## MATERIAL PROVIDED

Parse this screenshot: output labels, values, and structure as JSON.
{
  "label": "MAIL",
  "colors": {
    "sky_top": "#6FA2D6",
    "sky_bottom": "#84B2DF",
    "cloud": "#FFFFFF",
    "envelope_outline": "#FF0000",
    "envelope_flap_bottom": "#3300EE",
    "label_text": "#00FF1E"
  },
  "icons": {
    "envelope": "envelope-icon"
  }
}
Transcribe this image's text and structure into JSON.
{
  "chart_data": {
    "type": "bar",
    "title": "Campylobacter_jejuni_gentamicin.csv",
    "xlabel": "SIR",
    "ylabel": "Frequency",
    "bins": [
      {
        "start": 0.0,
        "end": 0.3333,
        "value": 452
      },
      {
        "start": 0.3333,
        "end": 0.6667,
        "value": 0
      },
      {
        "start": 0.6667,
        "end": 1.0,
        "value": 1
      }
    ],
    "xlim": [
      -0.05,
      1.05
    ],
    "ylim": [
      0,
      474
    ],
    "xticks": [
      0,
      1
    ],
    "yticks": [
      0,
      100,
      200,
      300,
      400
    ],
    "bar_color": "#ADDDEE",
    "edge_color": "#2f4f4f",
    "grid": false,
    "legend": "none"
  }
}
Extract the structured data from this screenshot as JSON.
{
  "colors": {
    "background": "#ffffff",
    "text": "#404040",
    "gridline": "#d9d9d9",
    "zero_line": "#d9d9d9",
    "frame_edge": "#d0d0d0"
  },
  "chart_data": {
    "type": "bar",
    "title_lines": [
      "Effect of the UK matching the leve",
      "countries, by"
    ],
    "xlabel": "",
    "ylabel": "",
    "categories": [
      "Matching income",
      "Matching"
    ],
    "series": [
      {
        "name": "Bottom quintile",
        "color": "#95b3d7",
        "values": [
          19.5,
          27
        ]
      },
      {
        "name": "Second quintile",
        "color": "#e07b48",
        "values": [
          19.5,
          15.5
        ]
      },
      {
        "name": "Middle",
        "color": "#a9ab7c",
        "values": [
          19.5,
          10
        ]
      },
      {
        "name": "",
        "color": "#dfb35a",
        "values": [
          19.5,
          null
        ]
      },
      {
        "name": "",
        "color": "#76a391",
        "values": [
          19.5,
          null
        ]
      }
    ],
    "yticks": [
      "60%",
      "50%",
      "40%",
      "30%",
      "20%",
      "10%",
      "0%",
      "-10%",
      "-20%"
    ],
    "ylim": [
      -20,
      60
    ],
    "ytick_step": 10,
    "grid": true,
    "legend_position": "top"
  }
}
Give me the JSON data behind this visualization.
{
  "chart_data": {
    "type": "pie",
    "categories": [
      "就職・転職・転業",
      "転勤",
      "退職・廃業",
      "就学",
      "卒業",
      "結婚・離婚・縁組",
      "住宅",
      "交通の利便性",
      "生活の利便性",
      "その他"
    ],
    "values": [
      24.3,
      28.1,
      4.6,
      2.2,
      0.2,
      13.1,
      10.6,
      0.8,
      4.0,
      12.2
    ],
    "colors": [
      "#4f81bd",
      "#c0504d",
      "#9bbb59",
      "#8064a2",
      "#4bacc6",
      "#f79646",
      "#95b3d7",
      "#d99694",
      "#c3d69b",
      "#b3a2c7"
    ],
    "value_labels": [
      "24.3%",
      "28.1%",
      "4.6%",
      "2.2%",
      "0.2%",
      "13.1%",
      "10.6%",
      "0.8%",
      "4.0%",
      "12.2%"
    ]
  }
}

## REQUIREMENT
What needs duplicating is the run of lines from the one containing "Extract the structured" through the last line of the entries above, exact and complete.

## TASK SOLUTION
Extract the structured data from this screenshot as JSON.
{
  "colors": {
    "background": "#ffffff",
    "text": "#404040",
    "gridline": "#d9d9d9",
    "zero_line": "#d9d9d9",
    "frame_edge": "#d0d0d0"
  },
  "chart_data": {
    "type": "bar",
    "title_lines": [
      "Effect of the UK matching the leve",
      "countries, by"
    ],
    "xlabel": "",
    "ylabel": "",
    "categories": [
      "Matching income",
      "Matching"
    ],
    "series": [
      {
        "name": "Bottom quintile",
        "color": "#95b3d7",
        "values": [
          19.5,
          27
        ]
      },
      {
        "name": "Second quintile",
        "color": "#e07b48",
        "values": [
          19.5,
          15.5
        ]
      },
      {
        "name": "Middle",
        "color": "#a9ab7c",
        "values": [
          19.5,
          10
        ]
      },
      {
        "name": "",
        "color": "#dfb35a",
        "values": [
          19.5,
          null
        ]
      },
      {
        "name": "",
        "color": "#76a391",
        "values": [
          19.5,
          null
        ]
      }
    ],
    "yticks": [
      "60%",
      "50%",
      "40%",
      "30%",
      "20%",
      "10%",
      "0%",
      "-10%",
      "-20%"
    ],
    "ylim": [
      -20,
      60
    ],
    "ytick_step": 10,
    "grid": true,
    "legend_position": "top"
  }
}
Give me the JSON data behind this visualization.
{
  "chart_data": {
    "type": "pie",
    "categories": [
      "就職・転職・転業",
      "転勤",
      "退職・廃業",
      "就学",
      "卒業",
      "結婚・離婚・縁組",
      "住宅",
      "交通の利便性",
      "生活の利便性",
      "その他"
    ],
    "values": [
      24.3,
      28.1,
      4.6,
      2.2,
      0.2,
      13.1,
      10.6,
      0.8,
      4.0,
      12.2
    ],
    "colors": [
      "#4f81bd",
      "#c0504d",
      "#9bbb59",
      "#8064a2",
      "#4bacc6",
      "#f79646",
      "#95b3d7",
      "#d99694",
      "#c3d69b",
      "#b3a2c7"
    ],
    "value_labels": [
      "24.3%",
      "28.1%",
      "4.6%",
      "2.2%",
      "0.2%",
      "13.1%",
      "10.6%",
      "0.8%",
      "4.0%",
      "12.2%"
    ]
  }
}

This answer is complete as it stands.